▶ [Records for processing]
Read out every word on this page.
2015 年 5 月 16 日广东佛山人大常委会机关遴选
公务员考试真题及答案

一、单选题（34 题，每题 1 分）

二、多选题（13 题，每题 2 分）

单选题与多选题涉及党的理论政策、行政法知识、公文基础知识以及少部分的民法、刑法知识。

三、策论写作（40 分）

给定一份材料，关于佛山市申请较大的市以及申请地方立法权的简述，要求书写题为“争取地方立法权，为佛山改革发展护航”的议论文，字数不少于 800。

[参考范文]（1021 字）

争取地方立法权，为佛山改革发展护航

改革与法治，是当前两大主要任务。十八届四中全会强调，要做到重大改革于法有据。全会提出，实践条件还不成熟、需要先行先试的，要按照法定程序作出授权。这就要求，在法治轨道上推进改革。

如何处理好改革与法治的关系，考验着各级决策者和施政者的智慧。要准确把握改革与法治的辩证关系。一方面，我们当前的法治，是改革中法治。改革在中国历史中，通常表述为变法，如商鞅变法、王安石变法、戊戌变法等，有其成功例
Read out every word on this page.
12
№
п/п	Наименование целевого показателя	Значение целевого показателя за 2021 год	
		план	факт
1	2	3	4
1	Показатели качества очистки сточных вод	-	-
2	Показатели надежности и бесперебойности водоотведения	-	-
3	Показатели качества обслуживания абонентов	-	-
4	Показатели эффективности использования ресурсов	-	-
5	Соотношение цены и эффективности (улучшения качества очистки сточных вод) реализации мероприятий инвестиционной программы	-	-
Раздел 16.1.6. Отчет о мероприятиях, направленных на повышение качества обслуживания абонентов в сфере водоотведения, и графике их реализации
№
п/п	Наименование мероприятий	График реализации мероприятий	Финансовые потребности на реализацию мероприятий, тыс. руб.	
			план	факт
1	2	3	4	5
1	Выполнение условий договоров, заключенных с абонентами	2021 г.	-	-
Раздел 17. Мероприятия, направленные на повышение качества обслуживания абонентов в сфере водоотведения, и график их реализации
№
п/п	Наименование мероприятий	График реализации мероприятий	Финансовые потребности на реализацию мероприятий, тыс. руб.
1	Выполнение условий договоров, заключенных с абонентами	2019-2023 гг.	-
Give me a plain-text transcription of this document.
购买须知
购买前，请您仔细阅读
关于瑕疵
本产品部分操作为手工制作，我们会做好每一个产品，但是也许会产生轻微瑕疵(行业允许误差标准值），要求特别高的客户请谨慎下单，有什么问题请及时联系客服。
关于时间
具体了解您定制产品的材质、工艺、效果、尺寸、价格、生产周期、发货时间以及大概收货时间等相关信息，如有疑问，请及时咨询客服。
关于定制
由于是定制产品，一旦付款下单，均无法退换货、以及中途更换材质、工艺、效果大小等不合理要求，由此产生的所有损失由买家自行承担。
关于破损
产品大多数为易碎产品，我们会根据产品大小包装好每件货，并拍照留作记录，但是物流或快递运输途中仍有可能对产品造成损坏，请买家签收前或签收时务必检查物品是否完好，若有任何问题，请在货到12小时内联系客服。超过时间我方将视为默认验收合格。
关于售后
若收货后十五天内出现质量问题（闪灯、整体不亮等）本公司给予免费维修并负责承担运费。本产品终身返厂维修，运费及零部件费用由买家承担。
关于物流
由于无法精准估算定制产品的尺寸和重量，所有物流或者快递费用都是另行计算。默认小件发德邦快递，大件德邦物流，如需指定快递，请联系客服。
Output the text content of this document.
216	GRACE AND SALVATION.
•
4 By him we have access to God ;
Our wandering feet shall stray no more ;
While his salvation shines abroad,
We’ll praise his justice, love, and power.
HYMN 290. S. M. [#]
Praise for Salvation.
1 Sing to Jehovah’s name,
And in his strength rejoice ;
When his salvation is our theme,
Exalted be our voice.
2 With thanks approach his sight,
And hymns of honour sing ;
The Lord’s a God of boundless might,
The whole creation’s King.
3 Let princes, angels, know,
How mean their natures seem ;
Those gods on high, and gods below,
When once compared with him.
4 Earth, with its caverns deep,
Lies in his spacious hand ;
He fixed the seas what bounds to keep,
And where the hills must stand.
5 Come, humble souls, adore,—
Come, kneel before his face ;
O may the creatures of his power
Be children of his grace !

▶ [Stated goal] Write out all of the records once more, exactly.

▶ [Response to the task]
Read out every word on this page.
2015 年 5 月 16 日广东佛山人大常委会机关遴选
公务员考试真题及答案

一、单选题（34 题，每题 1 分）

二、多选题（13 题，每题 2 分）

单选题与多选题涉及党的理论政策、行政法知识、公文基础知识以及少部分的民法、刑法知识。

三、策论写作（40 分）

给定一份材料，关于佛山市申请较大的市以及申请地方立法权的简述，要求书写题为“争取地方立法权，为佛山改革发展护航”的议论文，字数不少于 800。

[参考范文]（1021 字）

争取地方立法权，为佛山改革发展护航

改革与法治，是当前两大主要任务。十八届四中全会强调，要做到重大改革于法有据。全会提出，实践条件还不成熟、需要先行先试的，要按照法定程序作出授权。这就要求，在法治轨道上推进改革。

如何处理好改革与法治的关系，考验着各级决策者和施政者的智慧。要准确把握改革与法治的辩证关系。一方面，我们当前的法治，是改革中法治。改革在中国历史中，通常表述为变法，如商鞅变法、王安石变法、戊戌变法等，有其成功例
Read out every word on this page.
12
№
п/п	Наименование целевого показателя	Значение целевого показателя за 2021 год	
		план	факт
1	2	3	4
1	Показатели качества очистки сточных вод	-	-
2	Показатели надежности и бесперебойности водоотведения	-	-
3	Показатели качества обслуживания абонентов	-	-
4	Показатели эффективности использования ресурсов	-	-
5	Соотношение цены и эффективности (улучшения качества очистки сточных вод) реализации мероприятий инвестиционной программы	-	-
Раздел 16.1.6. Отчет о мероприятиях, направленных на повышение качества обслуживания абонентов в сфере водоотведения, и графике их реализации
№
п/п	Наименование мероприятий	График реализации мероприятий	Финансовые потребности на реализацию мероприятий, тыс. руб.	
			план	факт
1	2	3	4	5
1	Выполнение условий договоров, заключенных с абонентами	2021 г.	-	-
Раздел 17. Мероприятия, направленные на повышение качества обслуживания абонентов в сфере водоотведения, и график их реализации
№
п/п	Наименование мероприятий	График реализации мероприятий	Финансовые потребности на реализацию мероприятий, тыс. руб.
1	Выполнение условий договоров, заключенных с абонентами	2019-2023 гг.	-
Give me a plain-text transcription of this document.
购买须知
购买前，请您仔细阅读
关于瑕疵
本产品部分操作为手工制作，我们会做好每一个产品，但是也许会产生轻微瑕疵(行业允许误差标准值），要求特别高的客户请谨慎下单，有什么问题请及时联系客服。
关于时间
具体了解您定制产品的材质、工艺、效果、尺寸、价格、生产周期、发货时间以及大概收货时间等相关信息，如有疑问，请及时咨询客服。
关于定制
由于是定制产品，一旦付款下单，均无法退换货、以及中途更换材质、工艺、效果大小等不合理要求，由此产生的所有损失由买家自行承担。
关于破损
产品大多数为易碎产品，我们会根据产品大小包装好每件货，并拍照留作记录，但是物流或快递运输途中仍有可能对产品造成损坏，请买家签收前或签收时务必检查物品是否完好，若有任何问题，请在货到12小时内联系客服。超过时间我方将视为默认验收合格。
关于售后
若收货后十五天内出现质量问题（闪灯、整体不亮等）本公司给予免费维修并负责承担运费。本产品终身返厂维修，运费及零部件费用由买家承担。
关于物流
由于无法精准估算定制产品的尺寸和重量，所有物流或者快递费用都是另行计算。默认小件发德邦快递，大件德邦物流，如需指定快递，请联系客服。
Output the text content of this document.
216	GRACE AND SALVATION.
•
4 By him we have access to God ;
Our wandering feet shall stray no more ;
While his salvation shines abroad,
We’ll praise his justice, love, and power.
HYMN 290. S. M. [#]
Praise for Salvation.
1 Sing to Jehovah’s name,
And in his strength rejoice ;
When his salvation is our theme,
Exalted be our voice.
2 With thanks approach his sight,
And hymns of honour sing ;
The Lord’s a God of boundless might,
The whole creation’s King.
3 Let princes, angels, know,
How mean their natures seem ;
Those gods on high, and gods below,
When once compared with him.
4 Earth, with its caverns deep,
Lies in his spacious hand ;
He fixed the seas what bounds to keep,
And where the hills must stand.
5 Come, humble souls, adore,—
Come, kneel before his face ;
O may the creatures of his power
Be children of his grace !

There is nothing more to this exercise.